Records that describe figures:
========

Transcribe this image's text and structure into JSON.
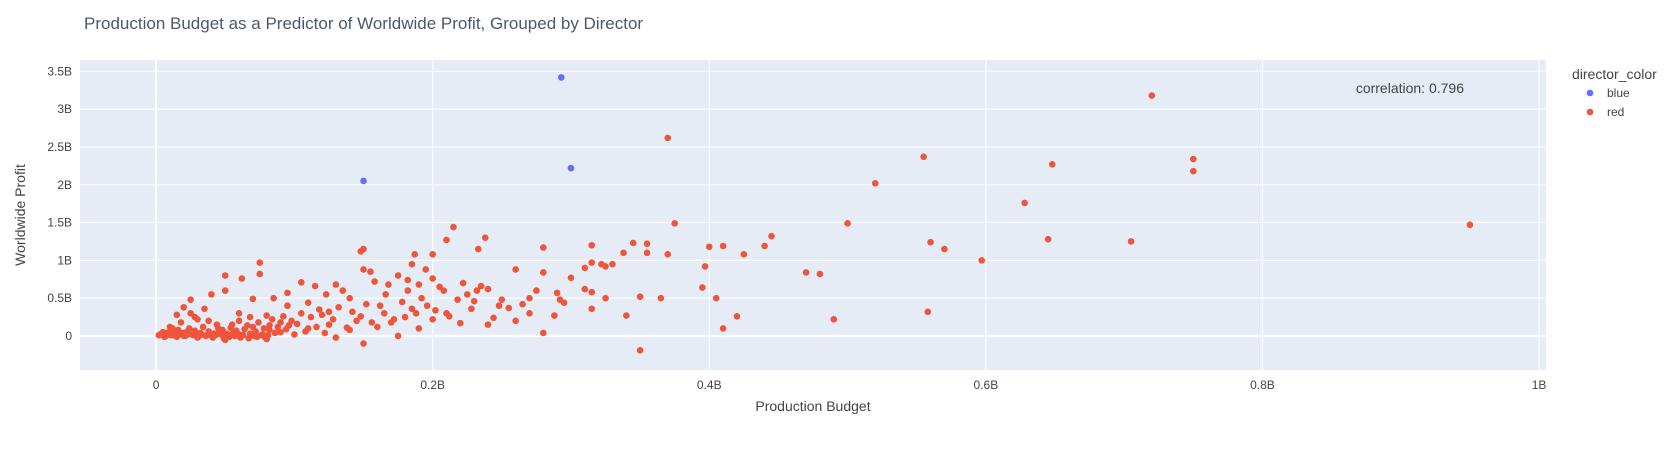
{
  "chart_data": {
    "type": "scatter",
    "title": "Production Budget as a Predictor of Worldwide Profit, Grouped by Director",
    "xlabel": "Production Budget",
    "ylabel": "Worldwide Profit",
    "xlim": [
      -0.055,
      1.005
    ],
    "ylim": [
      -0.45,
      3.65
    ],
    "x_unit": "B",
    "y_unit": "B",
    "x_ticks": [
      0,
      0.2,
      0.4,
      0.6,
      0.8,
      1.0
    ],
    "x_tick_labels": [
      "0",
      "0.2B",
      "0.4B",
      "0.6B",
      "0.8B",
      "1B"
    ],
    "y_ticks": [
      0,
      0.5,
      1.0,
      1.5,
      2.0,
      2.5,
      3.0,
      3.5
    ],
    "y_tick_labels": [
      "0",
      "0.5B",
      "1B",
      "1.5B",
      "2B",
      "2.5B",
      "3B",
      "3.5B"
    ],
    "grid": true,
    "legend_position": "right",
    "legend_title": "director_color",
    "annotation": "correlation: 0.796",
    "colors": {
      "blue": "#636efa",
      "red": "#ef553b",
      "plot_bg": "#e5ecf6"
    },
    "series": [
      {
        "name": "blue",
        "color": "#636efa",
        "points": [
          [
            0.293,
            3.42
          ],
          [
            0.3,
            2.22
          ],
          [
            0.15,
            2.05
          ]
        ]
      },
      {
        "name": "red",
        "color": "#ef553b",
        "points": [
          [
            0.72,
            3.18
          ],
          [
            0.37,
            2.62
          ],
          [
            0.555,
            2.37
          ],
          [
            0.75,
            2.34
          ],
          [
            0.648,
            2.27
          ],
          [
            0.75,
            2.18
          ],
          [
            0.52,
            2.02
          ],
          [
            0.628,
            1.76
          ],
          [
            0.375,
            1.49
          ],
          [
            0.5,
            1.49
          ],
          [
            0.95,
            1.47
          ],
          [
            0.215,
            1.44
          ],
          [
            0.445,
            1.32
          ],
          [
            0.238,
            1.3
          ],
          [
            0.645,
            1.28
          ],
          [
            0.21,
            1.27
          ],
          [
            0.56,
            1.24
          ],
          [
            0.705,
            1.25
          ],
          [
            0.345,
            1.23
          ],
          [
            0.355,
            1.22
          ],
          [
            0.41,
            1.19
          ],
          [
            0.44,
            1.19
          ],
          [
            0.4,
            1.18
          ],
          [
            0.315,
            1.2
          ],
          [
            0.28,
            1.17
          ],
          [
            0.233,
            1.15
          ],
          [
            0.57,
            1.15
          ],
          [
            0.15,
            1.15
          ],
          [
            0.148,
            1.12
          ],
          [
            0.355,
            1.1
          ],
          [
            0.338,
            1.1
          ],
          [
            0.2,
            1.08
          ],
          [
            0.187,
            1.08
          ],
          [
            0.37,
            1.08
          ],
          [
            0.425,
            1.08
          ],
          [
            0.597,
            1.0
          ],
          [
            0.315,
            0.97
          ],
          [
            0.322,
            0.95
          ],
          [
            0.33,
            0.95
          ],
          [
            0.185,
            0.95
          ],
          [
            0.075,
            0.97
          ],
          [
            0.397,
            0.92
          ],
          [
            0.31,
            0.9
          ],
          [
            0.26,
            0.88
          ],
          [
            0.325,
            0.92
          ],
          [
            0.195,
            0.88
          ],
          [
            0.15,
            0.88
          ],
          [
            0.155,
            0.85
          ],
          [
            0.28,
            0.84
          ],
          [
            0.47,
            0.84
          ],
          [
            0.48,
            0.82
          ],
          [
            0.05,
            0.8
          ],
          [
            0.075,
            0.82
          ],
          [
            0.062,
            0.76
          ],
          [
            0.175,
            0.8
          ],
          [
            0.2,
            0.76
          ],
          [
            0.182,
            0.74
          ],
          [
            0.158,
            0.72
          ],
          [
            0.222,
            0.7
          ],
          [
            0.3,
            0.77
          ],
          [
            0.235,
            0.66
          ],
          [
            0.105,
            0.71
          ],
          [
            0.115,
            0.66
          ],
          [
            0.13,
            0.68
          ],
          [
            0.168,
            0.68
          ],
          [
            0.19,
            0.68
          ],
          [
            0.205,
            0.65
          ],
          [
            0.24,
            0.62
          ],
          [
            0.275,
            0.6
          ],
          [
            0.31,
            0.62
          ],
          [
            0.395,
            0.64
          ],
          [
            0.405,
            0.5
          ],
          [
            0.365,
            0.5
          ],
          [
            0.35,
            0.52
          ],
          [
            0.315,
            0.58
          ],
          [
            0.325,
            0.5
          ],
          [
            0.29,
            0.57
          ],
          [
            0.292,
            0.48
          ],
          [
            0.25,
            0.48
          ],
          [
            0.255,
            0.37
          ],
          [
            0.265,
            0.42
          ],
          [
            0.315,
            0.36
          ],
          [
            0.34,
            0.27
          ],
          [
            0.41,
            0.1
          ],
          [
            0.42,
            0.26
          ],
          [
            0.49,
            0.22
          ],
          [
            0.558,
            0.32
          ],
          [
            0.28,
            0.04
          ],
          [
            0.35,
            -0.19
          ],
          [
            0.295,
            0.44
          ],
          [
            0.288,
            0.27
          ],
          [
            0.225,
            0.55
          ],
          [
            0.23,
            0.46
          ],
          [
            0.185,
            0.36
          ],
          [
            0.165,
            0.3
          ],
          [
            0.14,
            0.5
          ],
          [
            0.135,
            0.6
          ],
          [
            0.123,
            0.55
          ],
          [
            0.095,
            0.57
          ],
          [
            0.085,
            0.5
          ],
          [
            0.07,
            0.49
          ],
          [
            0.05,
            0.6
          ],
          [
            0.04,
            0.55
          ],
          [
            0.025,
            0.48
          ],
          [
            0.02,
            0.38
          ],
          [
            0.015,
            0.28
          ],
          [
            0.035,
            0.36
          ],
          [
            0.06,
            0.3
          ],
          [
            0.08,
            0.27
          ],
          [
            0.105,
            0.3
          ],
          [
            0.12,
            0.28
          ],
          [
            0.145,
            0.2
          ],
          [
            0.17,
            0.18
          ],
          [
            0.2,
            0.22
          ],
          [
            0.22,
            0.17
          ],
          [
            0.24,
            0.15
          ],
          [
            0.19,
            0.1
          ],
          [
            0.175,
            0.0
          ],
          [
            0.15,
            -0.1
          ],
          [
            0.13,
            -0.02
          ],
          [
            0.1,
            0.02
          ],
          [
            0.09,
            0.18
          ],
          [
            0.07,
            0.12
          ],
          [
            0.06,
            0.2
          ],
          [
            0.045,
            0.1
          ],
          [
            0.03,
            0.22
          ],
          [
            0.01,
            0.12
          ],
          [
            0.005,
            0.05
          ],
          [
            0.012,
            0.02
          ],
          [
            0.02,
            0.0
          ],
          [
            0.03,
            -0.02
          ],
          [
            0.04,
            0.01
          ],
          [
            0.05,
            -0.05
          ],
          [
            0.06,
            0.02
          ],
          [
            0.08,
            -0.04
          ],
          [
            0.09,
            0.05
          ],
          [
            0.11,
            0.1
          ],
          [
            0.125,
            0.15
          ],
          [
            0.14,
            0.08
          ],
          [
            0.16,
            0.12
          ],
          [
            0.18,
            0.25
          ],
          [
            0.21,
            0.3
          ],
          [
            0.26,
            0.2
          ],
          [
            0.27,
            0.3
          ],
          [
            0.002,
            0.01
          ],
          [
            0.004,
            0.03
          ],
          [
            0.006,
            -0.01
          ],
          [
            0.008,
            0.04
          ],
          [
            0.01,
            0.06
          ],
          [
            0.014,
            0.0
          ],
          [
            0.016,
            0.08
          ],
          [
            0.018,
            0.03
          ],
          [
            0.022,
            0.05
          ],
          [
            0.024,
            0.1
          ],
          [
            0.026,
            0.02
          ],
          [
            0.028,
            0.07
          ],
          [
            0.032,
            0.04
          ],
          [
            0.034,
            0.12
          ],
          [
            0.036,
            0.0
          ],
          [
            0.038,
            0.06
          ],
          [
            0.042,
            0.03
          ],
          [
            0.044,
            0.15
          ],
          [
            0.046,
            0.05
          ],
          [
            0.048,
            0.08
          ],
          [
            0.052,
            0.02
          ],
          [
            0.054,
            0.11
          ],
          [
            0.056,
            0.04
          ],
          [
            0.058,
            0.07
          ],
          [
            0.064,
            0.09
          ],
          [
            0.066,
            0.14
          ],
          [
            0.068,
            0.03
          ],
          [
            0.072,
            0.06
          ],
          [
            0.074,
            0.18
          ],
          [
            0.076,
            0.01
          ],
          [
            0.078,
            0.1
          ],
          [
            0.082,
            0.08
          ],
          [
            0.084,
            0.22
          ],
          [
            0.086,
            0.04
          ],
          [
            0.088,
            0.12
          ],
          [
            0.092,
            0.26
          ],
          [
            0.094,
            0.09
          ],
          [
            0.096,
            0.14
          ],
          [
            0.098,
            0.2
          ],
          [
            0.102,
            0.16
          ],
          [
            0.108,
            0.06
          ],
          [
            0.112,
            0.25
          ],
          [
            0.116,
            0.12
          ],
          [
            0.118,
            0.35
          ],
          [
            0.122,
            0.04
          ],
          [
            0.128,
            0.22
          ],
          [
            0.132,
            0.38
          ],
          [
            0.138,
            0.11
          ],
          [
            0.142,
            0.32
          ],
          [
            0.148,
            0.26
          ],
          [
            0.152,
            0.42
          ],
          [
            0.156,
            0.18
          ],
          [
            0.162,
            0.4
          ],
          [
            0.166,
            0.55
          ],
          [
            0.172,
            0.22
          ],
          [
            0.178,
            0.45
          ],
          [
            0.182,
            0.6
          ],
          [
            0.188,
            0.3
          ],
          [
            0.192,
            0.5
          ],
          [
            0.196,
            0.4
          ],
          [
            0.202,
            0.34
          ],
          [
            0.208,
            0.6
          ],
          [
            0.212,
            0.26
          ],
          [
            0.218,
            0.48
          ],
          [
            0.228,
            0.36
          ],
          [
            0.232,
            0.6
          ],
          [
            0.244,
            0.24
          ],
          [
            0.248,
            0.4
          ],
          [
            0.27,
            0.5
          ],
          [
            0.018,
            0.18
          ],
          [
            0.028,
            0.25
          ],
          [
            0.012,
            0.1
          ],
          [
            0.025,
            0.3
          ],
          [
            0.038,
            0.2
          ],
          [
            0.055,
            0.15
          ],
          [
            0.068,
            0.25
          ],
          [
            0.082,
            0.14
          ],
          [
            0.095,
            0.4
          ],
          [
            0.11,
            0.44
          ],
          [
            0.125,
            0.32
          ],
          [
            0.003,
            0.02
          ],
          [
            0.007,
            0.0
          ],
          [
            0.009,
            0.02
          ],
          [
            0.011,
            0.01
          ],
          [
            0.013,
            0.03
          ],
          [
            0.015,
            -0.01
          ],
          [
            0.017,
            0.02
          ],
          [
            0.019,
            0.04
          ],
          [
            0.021,
            0.0
          ],
          [
            0.023,
            0.02
          ],
          [
            0.027,
            0.01
          ],
          [
            0.029,
            0.03
          ],
          [
            0.031,
            0.0
          ],
          [
            0.033,
            0.02
          ],
          [
            0.037,
            0.01
          ],
          [
            0.039,
            0.04
          ],
          [
            0.041,
            -0.02
          ],
          [
            0.043,
            0.01
          ],
          [
            0.047,
            0.02
          ],
          [
            0.049,
            -0.03
          ],
          [
            0.051,
            0.03
          ],
          [
            0.053,
            -0.01
          ],
          [
            0.057,
            0.0
          ],
          [
            0.059,
            0.03
          ],
          [
            0.061,
            -0.02
          ],
          [
            0.063,
            0.01
          ],
          [
            0.067,
            -0.03
          ],
          [
            0.071,
            0.0
          ],
          [
            0.073,
            -0.01
          ],
          [
            0.077,
            0.02
          ],
          [
            0.079,
            -0.02
          ],
          [
            0.081,
            0.01
          ]
        ]
      }
    ]
  }
}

========

## EXERCISE:
Lines holding the word "Budget" in the entries above are the ones to pull out. Copy them all.

## FINAL ANSWER:
    "title": "Production Budget as a Predictor of Worldwide Profit, Grouped by Director",
    "xlabel": "Production Budget",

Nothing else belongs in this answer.